Duplicate each of these rows word for word, omitting the pictures from your answer.

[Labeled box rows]
[start]
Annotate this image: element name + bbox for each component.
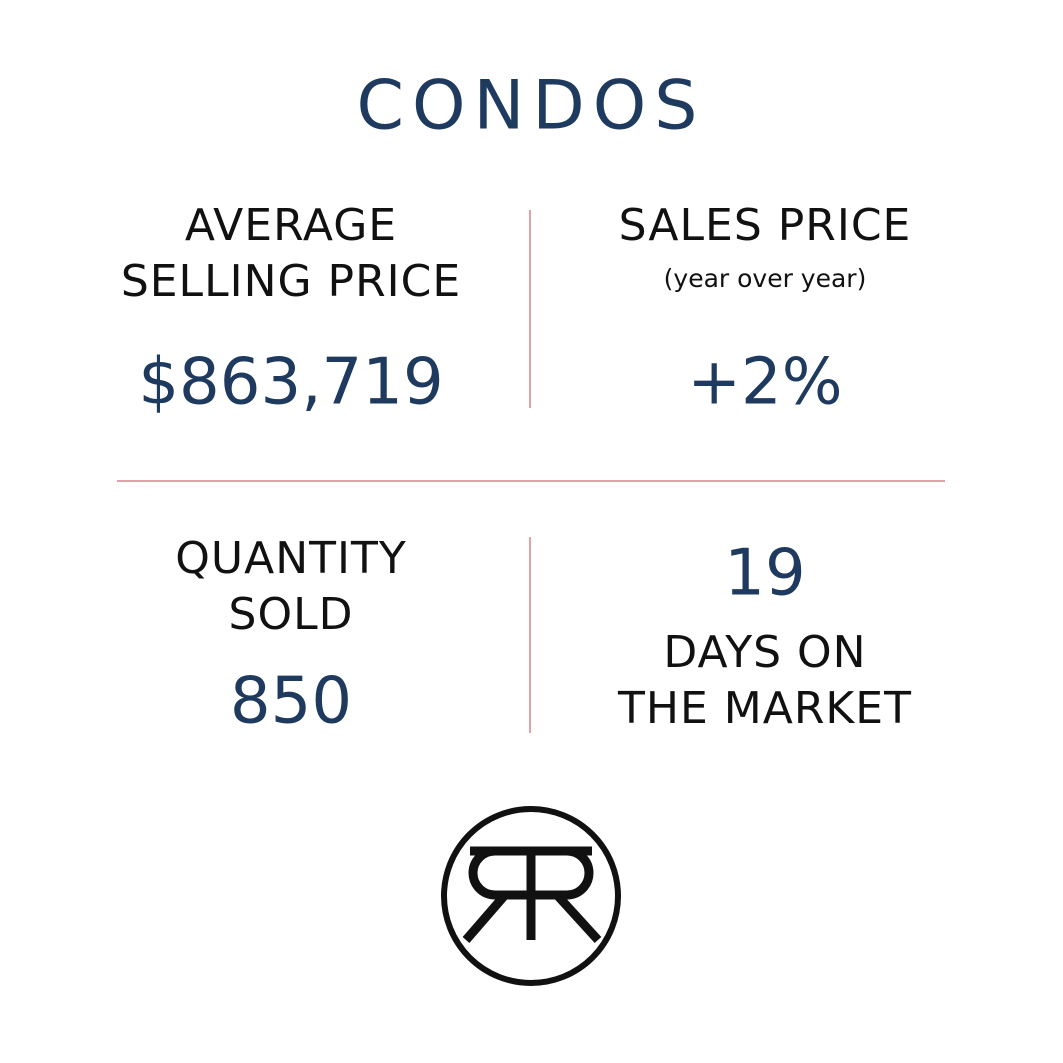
stat-label: SELLING PRICE (121, 256, 461, 307)
stat-value: $863,719 (138, 346, 443, 420)
stat-value: +2% (687, 346, 842, 420)
stat-label: THE MARKET (617, 683, 912, 734)
stat-label: SOLD (229, 589, 354, 640)
logo (441, 806, 621, 986)
stat-label: SALES PRICE (619, 200, 912, 251)
stat-value: 19 (724, 537, 805, 611)
stat-label: QUANTITY (175, 533, 406, 584)
stat-note: (year over year) (664, 264, 867, 293)
title: CONDOS (357, 67, 706, 146)
stat-label: DAYS ON (663, 627, 866, 678)
stat-label: AVERAGE (185, 200, 397, 251)
stat-value: 850 (230, 665, 352, 739)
[end]
Solution for this problem:
Annotate this image: element name + bbox for each component.
stat-label: SELLING PRICE (121, 256, 461, 307)
stat-value: $863,719 (138, 346, 443, 420)
stat-value: +2% (687, 346, 842, 420)
stat-label: THE MARKET (617, 683, 912, 734)
stat-label: SOLD (229, 589, 354, 640)
logo (441, 806, 621, 986)
stat-label: SALES PRICE (619, 200, 912, 251)
stat-value: 19 (724, 537, 805, 611)
stat-label: QUANTITY (175, 533, 406, 584)
stat-note: (year over year) (664, 264, 867, 293)
title: CONDOS (357, 67, 706, 146)
stat-label: DAYS ON (663, 627, 866, 678)
stat-label: AVERAGE (185, 200, 397, 251)
stat-value: 850 (230, 665, 352, 739)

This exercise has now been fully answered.